# Given information

***

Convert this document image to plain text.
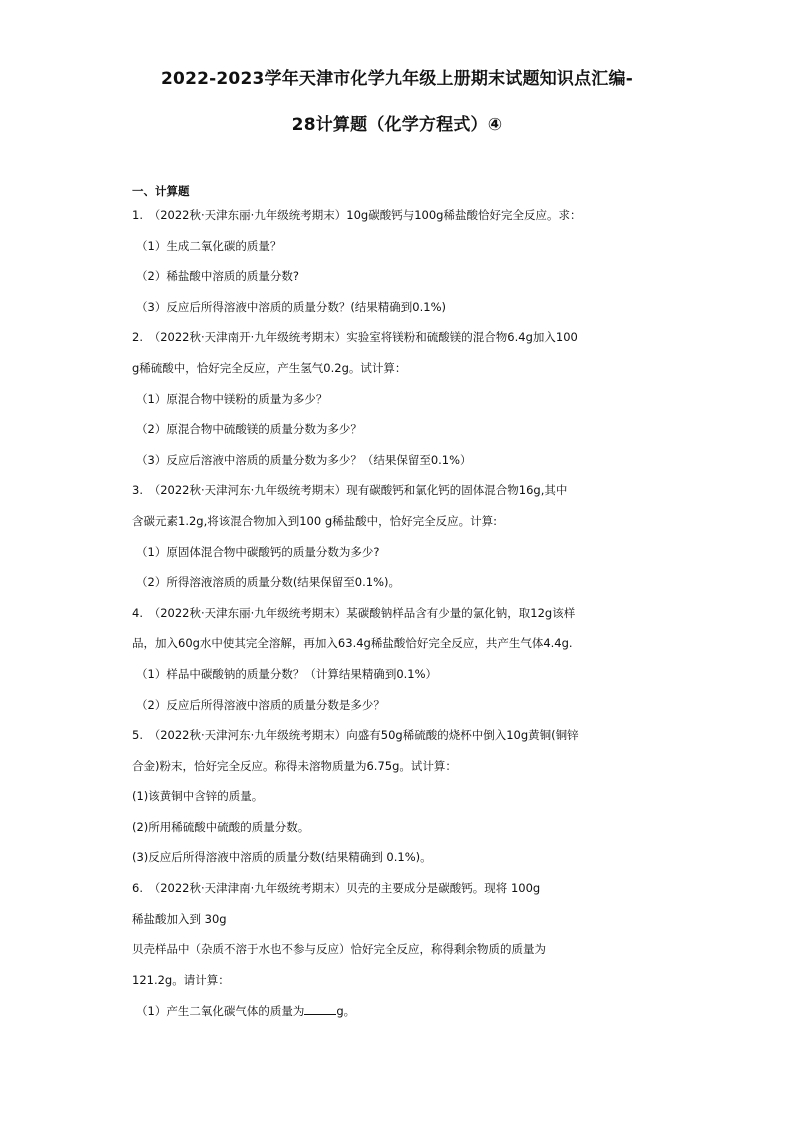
2022-2023学年天津市化学九年级上册期末试题知识点汇编-
28计算题（化学方程式）④
一、计算题
1.　（2022秋·天津东丽·九年级统考期末）10g碳酸钙与100g稀盐酸恰好完全反应。求：
（1）生成二氧化碳的质量？
（2）稀盐酸中溶质的质量分数?
（3）反应后所得溶液中溶质的质量分数？(结果精确到0.1%)
2.　（2022秋·天津南开·九年级统考期末）实验室将镁粉和硫酸镁的混合物6.4g加入100
g稀硫酸中，恰好完全反应，产生氢气0.2g。试计算：
（1）原混合物中镁粉的质量为多少？
（2）原混合物中硫酸镁的质量分数为多少？
（3）反应后溶液中溶质的质量分数为多少？（结果保留至0.1%）
3.　（2022秋·天津河东·九年级统考期末）现有碳酸钙和氯化钙的固体混合物16g,其中
含碳元素1.2g,将该混合物加入到100 g稀盐酸中，恰好完全反应。计算:
（1）原固体混合物中碳酸钙的质量分数为多少?
（2）所得溶液溶质的质量分数(结果保留至0.1%)。
4.　（2022秋·天津东丽·九年级统考期末）某碳酸钠样品含有少量的氯化钠，取12g该样
品，加入60g水中使其完全溶解，再加入63.4g稀盐酸恰好完全反应，共产生气体4.4g.
（1）样品中碳酸钠的质量分数？（计算结果精确到0.1%）
（2）反应后所得溶液中溶质的质量分数是多少？
5.　（2022秋·天津河东·九年级统考期末）向盛有50g稀硫酸的烧杯中倒入10g黄铜(铜锌
合金)粉末，恰好完全反应。称得未溶物质量为6.75g。试计算：
(1)该黄铜中含锌的质量。
(2)所用稀硫酸中硫酸的质量分数。
(3)反应后所得溶液中溶质的质量分数(结果精确到 0.1%)。
6.　（2022秋·天津津南·九年级统考期末）贝壳的主要成分是碳酸钙。现将 100g
稀盐酸加入到 30g
贝壳样品中（杂质不溶于水也不参与反应）恰好完全反应，称得剩余物质的质量为
121.2g。请计算：
（1）产生二氧化碳气体的质量为	g。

***

# Do this
Transcribe the full listing above exactly as it stands, minus the pictures.

# Response to the exercise
Convert this document image to plain text.
2022-2023学年天津市化学九年级上册期末试题知识点汇编-
28计算题（化学方程式）④
一、计算题
1.　（2022秋·天津东丽·九年级统考期末）10g碳酸钙与100g稀盐酸恰好完全反应。求：
（1）生成二氧化碳的质量？
（2）稀盐酸中溶质的质量分数?
（3）反应后所得溶液中溶质的质量分数？(结果精确到0.1%)
2.　（2022秋·天津南开·九年级统考期末）实验室将镁粉和硫酸镁的混合物6.4g加入100
g稀硫酸中，恰好完全反应，产生氢气0.2g。试计算：
（1）原混合物中镁粉的质量为多少？
（2）原混合物中硫酸镁的质量分数为多少？
（3）反应后溶液中溶质的质量分数为多少？（结果保留至0.1%）
3.　（2022秋·天津河东·九年级统考期末）现有碳酸钙和氯化钙的固体混合物16g,其中
含碳元素1.2g,将该混合物加入到100 g稀盐酸中，恰好完全反应。计算:
（1）原固体混合物中碳酸钙的质量分数为多少?
（2）所得溶液溶质的质量分数(结果保留至0.1%)。
4.　（2022秋·天津东丽·九年级统考期末）某碳酸钠样品含有少量的氯化钠，取12g该样
品，加入60g水中使其完全溶解，再加入63.4g稀盐酸恰好完全反应，共产生气体4.4g.
（1）样品中碳酸钠的质量分数？（计算结果精确到0.1%）
（2）反应后所得溶液中溶质的质量分数是多少？
5.　（2022秋·天津河东·九年级统考期末）向盛有50g稀硫酸的烧杯中倒入10g黄铜(铜锌
合金)粉末，恰好完全反应。称得未溶物质量为6.75g。试计算：
(1)该黄铜中含锌的质量。
(2)所用稀硫酸中硫酸的质量分数。
(3)反应后所得溶液中溶质的质量分数(结果精确到 0.1%)。
6.　（2022秋·天津津南·九年级统考期末）贝壳的主要成分是碳酸钙。现将 100g
稀盐酸加入到 30g
贝壳样品中（杂质不溶于水也不参与反应）恰好完全反应，称得剩余物质的质量为
121.2g。请计算：
（1）产生二氧化碳气体的质量为	g。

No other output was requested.